__Exercise description__: For the material that follows, list every line containing the word "name".

__Working data__:

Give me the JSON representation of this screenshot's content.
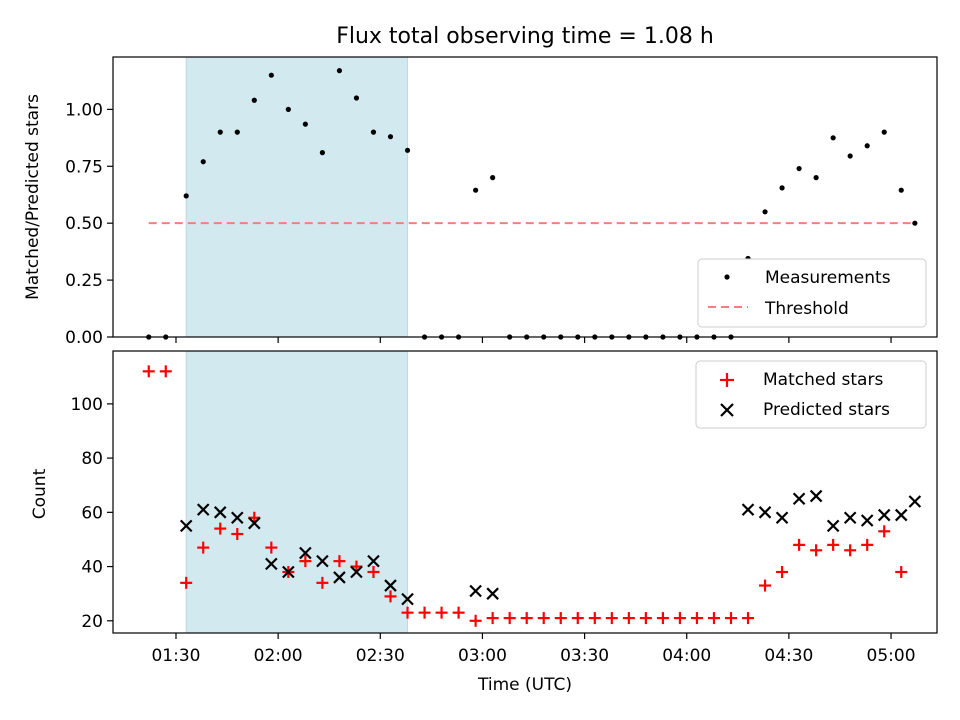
{
  "chart_data": {
    "type": "scatter",
    "title": "Flux total observing time = 1.08 h",
    "xlabel": "Time (UTC)",
    "x_tick_labels": [
      "01:30",
      "02:00",
      "02:30",
      "03:00",
      "03:30",
      "04:00",
      "04:30",
      "05:00"
    ],
    "x_ticks_min": [
      90,
      120,
      150,
      180,
      210,
      240,
      270,
      300
    ],
    "xlim_min": [
      71.5,
      313.5
    ],
    "shaded_span_min": [
      93,
      158
    ],
    "shade_color": "#d3e9f0",
    "top": {
      "ylabel": "Matched/Predicted stars",
      "ylim": [
        0,
        1.23
      ],
      "y_tick_values": [
        0.0,
        0.25,
        0.5,
        0.75,
        1.0
      ],
      "y_tick_labels": [
        "0.00",
        "0.25",
        "0.50",
        "0.75",
        "1.00"
      ],
      "threshold": {
        "name": "Threshold",
        "value": 0.5,
        "x_range_min": [
          82,
          307
        ],
        "color": "#f08080"
      },
      "measurements": {
        "name": "Measurements",
        "color": "#000000",
        "x_min": [
          82,
          87,
          93,
          98,
          103,
          108,
          113,
          118,
          123,
          128,
          133,
          138,
          143,
          148,
          153,
          158,
          163,
          168,
          173,
          178,
          183,
          188,
          193,
          198,
          203,
          208,
          213,
          218,
          223,
          228,
          233,
          238,
          243,
          248,
          253,
          258,
          263,
          268,
          273,
          278,
          283,
          288,
          293,
          298,
          303,
          307
        ],
        "y": [
          0.0,
          0.0,
          0.62,
          0.77,
          0.9,
          0.9,
          1.04,
          1.15,
          1.0,
          0.935,
          0.81,
          1.17,
          1.05,
          0.9,
          0.88,
          0.82,
          0.0,
          0.0,
          0.0,
          0.645,
          0.7,
          0.0,
          0.0,
          0.0,
          0.0,
          0.0,
          0.0,
          0.0,
          0.0,
          0.0,
          0.0,
          0.0,
          0.0,
          0.0,
          0.0,
          0.345,
          0.55,
          0.655,
          0.74,
          0.7,
          0.875,
          0.795,
          0.84,
          0.9,
          0.645,
          0.5
        ]
      },
      "legend_location": "lower right"
    },
    "bottom": {
      "ylabel": "Count",
      "ylim": [
        15.5,
        119.5
      ],
      "y_tick_values": [
        20,
        40,
        60,
        80,
        100
      ],
      "y_tick_labels": [
        "20",
        "40",
        "60",
        "80",
        "100"
      ],
      "series": [
        {
          "name": "Matched stars",
          "marker": "+",
          "color": "#ff0000",
          "x_min": [
            82,
            87,
            93,
            98,
            103,
            108,
            113,
            118,
            123,
            128,
            133,
            138,
            143,
            148,
            153,
            158,
            163,
            168,
            173,
            178,
            183,
            188,
            193,
            198,
            203,
            208,
            213,
            218,
            223,
            228,
            233,
            238,
            243,
            248,
            253,
            258,
            263,
            268,
            273,
            278,
            283,
            288,
            293,
            298,
            303
          ],
          "y": [
            112,
            112,
            34,
            47,
            54,
            52,
            58,
            47,
            38,
            42,
            34,
            42,
            40,
            38,
            29,
            23,
            23,
            23,
            23,
            20,
            21,
            21,
            21,
            21,
            21,
            21,
            21,
            21,
            21,
            21,
            21,
            21,
            21,
            21,
            21,
            21,
            33,
            38,
            48,
            46,
            48,
            46,
            48,
            53,
            38
          ]
        },
        {
          "name": "Predicted stars",
          "marker": "x",
          "color": "#000000",
          "x_min": [
            93,
            98,
            103,
            108,
            113,
            118,
            123,
            128,
            133,
            138,
            143,
            148,
            153,
            158,
            178,
            183,
            258,
            263,
            268,
            273,
            278,
            283,
            288,
            293,
            298,
            303,
            307
          ],
          "y": [
            55,
            61,
            60,
            58,
            56,
            41,
            38,
            45,
            42,
            36,
            38,
            42,
            33,
            28,
            31,
            30,
            61,
            60,
            58,
            65,
            66,
            55,
            58,
            57,
            59,
            59,
            64
          ]
        }
      ],
      "legend_location": "upper right"
    }
  }
}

__Written solution__:
        "name": "Threshold",
        "name": "Measurements",
          "name": "Matched stars",
          "name": "Predicted stars",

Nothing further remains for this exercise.